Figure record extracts
*****

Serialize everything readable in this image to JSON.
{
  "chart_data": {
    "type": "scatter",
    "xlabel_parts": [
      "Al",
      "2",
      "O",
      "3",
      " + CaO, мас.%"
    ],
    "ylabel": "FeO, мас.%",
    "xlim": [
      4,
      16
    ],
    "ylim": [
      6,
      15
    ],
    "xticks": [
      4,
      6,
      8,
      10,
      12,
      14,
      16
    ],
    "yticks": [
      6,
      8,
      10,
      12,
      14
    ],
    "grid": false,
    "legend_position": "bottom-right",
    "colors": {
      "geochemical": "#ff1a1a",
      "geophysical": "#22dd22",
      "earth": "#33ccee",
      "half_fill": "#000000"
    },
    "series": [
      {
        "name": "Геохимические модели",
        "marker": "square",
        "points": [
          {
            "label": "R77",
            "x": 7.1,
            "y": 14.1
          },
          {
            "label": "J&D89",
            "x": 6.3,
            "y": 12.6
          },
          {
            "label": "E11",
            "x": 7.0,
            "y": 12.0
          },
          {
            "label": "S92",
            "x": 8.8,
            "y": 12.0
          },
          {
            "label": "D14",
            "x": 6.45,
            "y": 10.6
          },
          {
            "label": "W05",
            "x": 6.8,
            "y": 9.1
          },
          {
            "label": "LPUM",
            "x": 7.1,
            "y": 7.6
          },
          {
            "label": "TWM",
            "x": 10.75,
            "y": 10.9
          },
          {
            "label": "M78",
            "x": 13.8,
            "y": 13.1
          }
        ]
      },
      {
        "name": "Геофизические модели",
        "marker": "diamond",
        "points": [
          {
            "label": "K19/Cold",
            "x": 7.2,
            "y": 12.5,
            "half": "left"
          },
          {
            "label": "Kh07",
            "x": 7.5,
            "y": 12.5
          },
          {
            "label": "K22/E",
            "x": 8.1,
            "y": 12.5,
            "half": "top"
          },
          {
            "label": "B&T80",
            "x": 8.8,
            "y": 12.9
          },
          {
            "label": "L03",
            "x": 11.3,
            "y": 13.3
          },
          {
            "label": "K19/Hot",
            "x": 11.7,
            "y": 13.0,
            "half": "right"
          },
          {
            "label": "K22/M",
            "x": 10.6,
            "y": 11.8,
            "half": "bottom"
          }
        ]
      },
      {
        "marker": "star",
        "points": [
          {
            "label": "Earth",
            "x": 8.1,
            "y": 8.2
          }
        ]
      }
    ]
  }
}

*****

**WORK TO DO:**
Give the number of lines in the entries that include the string "name", and nothing more.

**ANSWER TO THIS PROBLEM:**
2